=== DATASET EXCERPTS ===
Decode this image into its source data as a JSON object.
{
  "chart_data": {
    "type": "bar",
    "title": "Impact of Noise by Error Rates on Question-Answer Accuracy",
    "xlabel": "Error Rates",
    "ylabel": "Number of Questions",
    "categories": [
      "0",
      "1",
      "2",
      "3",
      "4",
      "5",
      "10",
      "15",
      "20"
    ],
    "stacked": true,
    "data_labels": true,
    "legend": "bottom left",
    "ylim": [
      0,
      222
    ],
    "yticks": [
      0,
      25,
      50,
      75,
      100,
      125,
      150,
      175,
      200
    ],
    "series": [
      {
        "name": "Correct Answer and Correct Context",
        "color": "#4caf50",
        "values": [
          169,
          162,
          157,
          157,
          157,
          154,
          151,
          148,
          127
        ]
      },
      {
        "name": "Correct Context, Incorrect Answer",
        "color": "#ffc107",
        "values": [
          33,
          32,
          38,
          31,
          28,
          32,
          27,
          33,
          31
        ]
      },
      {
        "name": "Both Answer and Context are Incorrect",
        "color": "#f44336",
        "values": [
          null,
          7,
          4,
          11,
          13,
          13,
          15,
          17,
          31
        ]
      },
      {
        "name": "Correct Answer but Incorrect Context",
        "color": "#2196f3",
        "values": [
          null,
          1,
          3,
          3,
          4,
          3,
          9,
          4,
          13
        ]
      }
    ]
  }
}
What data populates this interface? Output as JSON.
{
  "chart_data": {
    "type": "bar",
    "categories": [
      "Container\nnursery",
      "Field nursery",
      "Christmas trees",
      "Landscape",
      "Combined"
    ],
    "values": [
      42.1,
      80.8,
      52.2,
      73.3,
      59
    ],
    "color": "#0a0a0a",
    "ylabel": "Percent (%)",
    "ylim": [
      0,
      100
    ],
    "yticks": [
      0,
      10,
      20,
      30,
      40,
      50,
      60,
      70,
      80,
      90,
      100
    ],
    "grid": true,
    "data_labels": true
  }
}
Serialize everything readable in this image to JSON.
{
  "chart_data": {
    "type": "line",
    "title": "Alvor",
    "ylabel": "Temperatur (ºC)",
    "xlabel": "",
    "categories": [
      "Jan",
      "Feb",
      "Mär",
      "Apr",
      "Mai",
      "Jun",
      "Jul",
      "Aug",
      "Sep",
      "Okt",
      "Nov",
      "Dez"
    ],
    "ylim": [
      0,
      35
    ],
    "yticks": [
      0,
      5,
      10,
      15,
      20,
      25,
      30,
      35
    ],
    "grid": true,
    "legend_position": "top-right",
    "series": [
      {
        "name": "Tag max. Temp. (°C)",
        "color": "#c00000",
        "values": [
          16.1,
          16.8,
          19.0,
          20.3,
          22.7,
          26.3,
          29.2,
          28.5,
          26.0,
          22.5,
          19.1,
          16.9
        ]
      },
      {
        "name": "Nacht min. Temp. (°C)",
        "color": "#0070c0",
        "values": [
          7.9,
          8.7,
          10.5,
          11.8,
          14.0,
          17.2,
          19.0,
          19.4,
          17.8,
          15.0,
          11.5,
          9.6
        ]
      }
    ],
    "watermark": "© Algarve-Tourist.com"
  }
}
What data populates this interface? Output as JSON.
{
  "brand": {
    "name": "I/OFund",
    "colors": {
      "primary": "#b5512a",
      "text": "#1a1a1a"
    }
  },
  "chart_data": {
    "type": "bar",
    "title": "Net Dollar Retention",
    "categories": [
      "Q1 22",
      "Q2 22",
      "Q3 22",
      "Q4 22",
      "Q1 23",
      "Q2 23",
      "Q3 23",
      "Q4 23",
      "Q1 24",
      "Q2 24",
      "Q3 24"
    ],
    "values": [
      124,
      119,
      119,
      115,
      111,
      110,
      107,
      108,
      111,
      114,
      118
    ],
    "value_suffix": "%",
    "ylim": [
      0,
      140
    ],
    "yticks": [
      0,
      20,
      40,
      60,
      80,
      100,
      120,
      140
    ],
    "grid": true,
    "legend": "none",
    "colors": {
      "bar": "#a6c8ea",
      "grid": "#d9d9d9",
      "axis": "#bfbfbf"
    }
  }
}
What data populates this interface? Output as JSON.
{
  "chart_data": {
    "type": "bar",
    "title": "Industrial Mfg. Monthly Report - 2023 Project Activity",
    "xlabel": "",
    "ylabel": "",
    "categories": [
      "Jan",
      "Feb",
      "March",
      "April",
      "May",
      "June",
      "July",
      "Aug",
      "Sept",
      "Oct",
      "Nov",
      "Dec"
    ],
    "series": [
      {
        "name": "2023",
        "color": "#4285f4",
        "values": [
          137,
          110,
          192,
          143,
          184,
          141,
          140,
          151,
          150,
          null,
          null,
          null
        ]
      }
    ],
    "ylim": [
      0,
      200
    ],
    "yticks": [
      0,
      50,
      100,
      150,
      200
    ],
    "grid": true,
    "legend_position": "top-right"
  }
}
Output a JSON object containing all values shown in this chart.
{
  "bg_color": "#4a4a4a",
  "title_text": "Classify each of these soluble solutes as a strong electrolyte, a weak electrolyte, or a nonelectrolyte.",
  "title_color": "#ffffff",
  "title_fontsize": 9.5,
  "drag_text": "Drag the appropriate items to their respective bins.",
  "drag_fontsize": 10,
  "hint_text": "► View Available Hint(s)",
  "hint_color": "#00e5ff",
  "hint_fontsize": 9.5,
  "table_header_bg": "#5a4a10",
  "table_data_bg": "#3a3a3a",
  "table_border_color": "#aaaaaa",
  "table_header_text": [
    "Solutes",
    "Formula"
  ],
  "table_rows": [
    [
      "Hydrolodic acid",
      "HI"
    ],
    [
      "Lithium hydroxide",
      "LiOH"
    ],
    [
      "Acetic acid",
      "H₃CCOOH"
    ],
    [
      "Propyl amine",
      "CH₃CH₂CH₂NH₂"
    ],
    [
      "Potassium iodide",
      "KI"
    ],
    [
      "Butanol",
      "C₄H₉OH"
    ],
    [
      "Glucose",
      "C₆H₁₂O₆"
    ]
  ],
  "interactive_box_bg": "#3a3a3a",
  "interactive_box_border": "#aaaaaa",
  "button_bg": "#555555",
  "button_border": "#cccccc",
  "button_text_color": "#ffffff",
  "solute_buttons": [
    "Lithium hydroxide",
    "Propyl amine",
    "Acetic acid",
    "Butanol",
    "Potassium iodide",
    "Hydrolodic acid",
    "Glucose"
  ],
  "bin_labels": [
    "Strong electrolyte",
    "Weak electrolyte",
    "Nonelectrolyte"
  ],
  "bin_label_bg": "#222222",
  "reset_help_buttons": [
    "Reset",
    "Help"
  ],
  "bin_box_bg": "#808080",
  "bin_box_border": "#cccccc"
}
===
* _REQUIREMENTS_:
Print the complete listing again, exactly as it stands.

* _RESULT FOR THIS EXERCISE_:
Decode this image into its source data as a JSON object.
{
  "chart_data": {
    "type": "bar",
    "title": "Impact of Noise by Error Rates on Question-Answer Accuracy",
    "xlabel": "Error Rates",
    "ylabel": "Number of Questions",
    "categories": [
      "0",
      "1",
      "2",
      "3",
      "4",
      "5",
      "10",
      "15",
      "20"
    ],
    "stacked": true,
    "data_labels": true,
    "legend": "bottom left",
    "ylim": [
      0,
      222
    ],
    "yticks": [
      0,
      25,
      50,
      75,
      100,
      125,
      150,
      175,
      200
    ],
    "series": [
      {
        "name": "Correct Answer and Correct Context",
        "color": "#4caf50",
        "values": [
          169,
          162,
          157,
          157,
          157,
          154,
          151,
          148,
          127
        ]
      },
      {
        "name": "Correct Context, Incorrect Answer",
        "color": "#ffc107",
        "values": [
          33,
          32,
          38,
          31,
          28,
          32,
          27,
          33,
          31
        ]
      },
      {
        "name": "Both Answer and Context are Incorrect",
        "color": "#f44336",
        "values": [
          null,
          7,
          4,
          11,
          13,
          13,
          15,
          17,
          31
        ]
      },
      {
        "name": "Correct Answer but Incorrect Context",
        "color": "#2196f3",
        "values": [
          null,
          1,
          3,
          3,
          4,
          3,
          9,
          4,
          13
        ]
      }
    ]
  }
}
What data populates this interface? Output as JSON.
{
  "chart_data": {
    "type": "bar",
    "categories": [
      "Container\nnursery",
      "Field nursery",
      "Christmas trees",
      "Landscape",
      "Combined"
    ],
    "values": [
      42.1,
      80.8,
      52.2,
      73.3,
      59
    ],
    "color": "#0a0a0a",
    "ylabel": "Percent (%)",
    "ylim": [
      0,
      100
    ],
    "yticks": [
      0,
      10,
      20,
      30,
      40,
      50,
      60,
      70,
      80,
      90,
      100
    ],
    "grid": true,
    "data_labels": true
  }
}
Serialize everything readable in this image to JSON.
{
  "chart_data": {
    "type": "line",
    "title": "Alvor",
    "ylabel": "Temperatur (ºC)",
    "xlabel": "",
    "categories": [
      "Jan",
      "Feb",
      "Mär",
      "Apr",
      "Mai",
      "Jun",
      "Jul",
      "Aug",
      "Sep",
      "Okt",
      "Nov",
      "Dez"
    ],
    "ylim": [
      0,
      35
    ],
    "yticks": [
      0,
      5,
      10,
      15,
      20,
      25,
      30,
      35
    ],
    "grid": true,
    "legend_position": "top-right",
    "series": [
      {
        "name": "Tag max. Temp. (°C)",
        "color": "#c00000",
        "values": [
          16.1,
          16.8,
          19.0,
          20.3,
          22.7,
          26.3,
          29.2,
          28.5,
          26.0,
          22.5,
          19.1,
          16.9
        ]
      },
      {
        "name": "Nacht min. Temp. (°C)",
        "color": "#0070c0",
        "values": [
          7.9,
          8.7,
          10.5,
          11.8,
          14.0,
          17.2,
          19.0,
          19.4,
          17.8,
          15.0,
          11.5,
          9.6
        ]
      }
    ],
    "watermark": "© Algarve-Tourist.com"
  }
}
What data populates this interface? Output as JSON.
{
  "brand": {
    "name": "I/OFund",
    "colors": {
      "primary": "#b5512a",
      "text": "#1a1a1a"
    }
  },
  "chart_data": {
    "type": "bar",
    "title": "Net Dollar Retention",
    "categories": [
      "Q1 22",
      "Q2 22",
      "Q3 22",
      "Q4 22",
      "Q1 23",
      "Q2 23",
      "Q3 23",
      "Q4 23",
      "Q1 24",
      "Q2 24",
      "Q3 24"
    ],
    "values": [
      124,
      119,
      119,
      115,
      111,
      110,
      107,
      108,
      111,
      114,
      118
    ],
    "value_suffix": "%",
    "ylim": [
      0,
      140
    ],
    "yticks": [
      0,
      20,
      40,
      60,
      80,
      100,
      120,
      140
    ],
    "grid": true,
    "legend": "none",
    "colors": {
      "bar": "#a6c8ea",
      "grid": "#d9d9d9",
      "axis": "#bfbfbf"
    }
  }
}
What data populates this interface? Output as JSON.
{
  "chart_data": {
    "type": "bar",
    "title": "Industrial Mfg. Monthly Report - 2023 Project Activity",
    "xlabel": "",
    "ylabel": "",
    "categories": [
      "Jan",
      "Feb",
      "March",
      "April",
      "May",
      "June",
      "July",
      "Aug",
      "Sept",
      "Oct",
      "Nov",
      "Dec"
    ],
    "series": [
      {
        "name": "2023",
        "color": "#4285f4",
        "values": [
          137,
          110,
          192,
          143,
          184,
          141,
          140,
          151,
          150,
          null,
          null,
          null
        ]
      }
    ],
    "ylim": [
      0,
      200
    ],
    "yticks": [
      0,
      50,
      100,
      150,
      200
    ],
    "grid": true,
    "legend_position": "top-right"
  }
}
Output a JSON object containing all values shown in this chart.
{
  "bg_color": "#4a4a4a",
  "title_text": "Classify each of these soluble solutes as a strong electrolyte, a weak electrolyte, or a nonelectrolyte.",
  "title_color": "#ffffff",
  "title_fontsize": 9.5,
  "drag_text": "Drag the appropriate items to their respective bins.",
  "drag_fontsize": 10,
  "hint_text": "► View Available Hint(s)",
  "hint_color": "#00e5ff",
  "hint_fontsize": 9.5,
  "table_header_bg": "#5a4a10",
  "table_data_bg": "#3a3a3a",
  "table_border_color": "#aaaaaa",
  "table_header_text": [
    "Solutes",
    "Formula"
  ],
  "table_rows": [
    [
      "Hydrolodic acid",
      "HI"
    ],
    [
      "Lithium hydroxide",
      "LiOH"
    ],
    [
      "Acetic acid",
      "H₃CCOOH"
    ],
    [
      "Propyl amine",
      "CH₃CH₂CH₂NH₂"
    ],
    [
      "Potassium iodide",
      "KI"
    ],
    [
      "Butanol",
      "C₄H₉OH"
    ],
    [
      "Glucose",
      "C₆H₁₂O₆"
    ]
  ],
  "interactive_box_bg": "#3a3a3a",
  "interactive_box_border": "#aaaaaa",
  "button_bg": "#555555",
  "button_border": "#cccccc",
  "button_text_color": "#ffffff",
  "solute_buttons": [
    "Lithium hydroxide",
    "Propyl amine",
    "Acetic acid",
    "Butanol",
    "Potassium iodide",
    "Hydrolodic acid",
    "Glucose"
  ],
  "bin_labels": [
    "Strong electrolyte",
    "Weak electrolyte",
    "Nonelectrolyte"
  ],
  "bin_label_bg": "#222222",
  "reset_help_buttons": [
    "Reset",
    "Help"
  ],
  "bin_box_bg": "#808080",
  "bin_box_border": "#cccccc"
}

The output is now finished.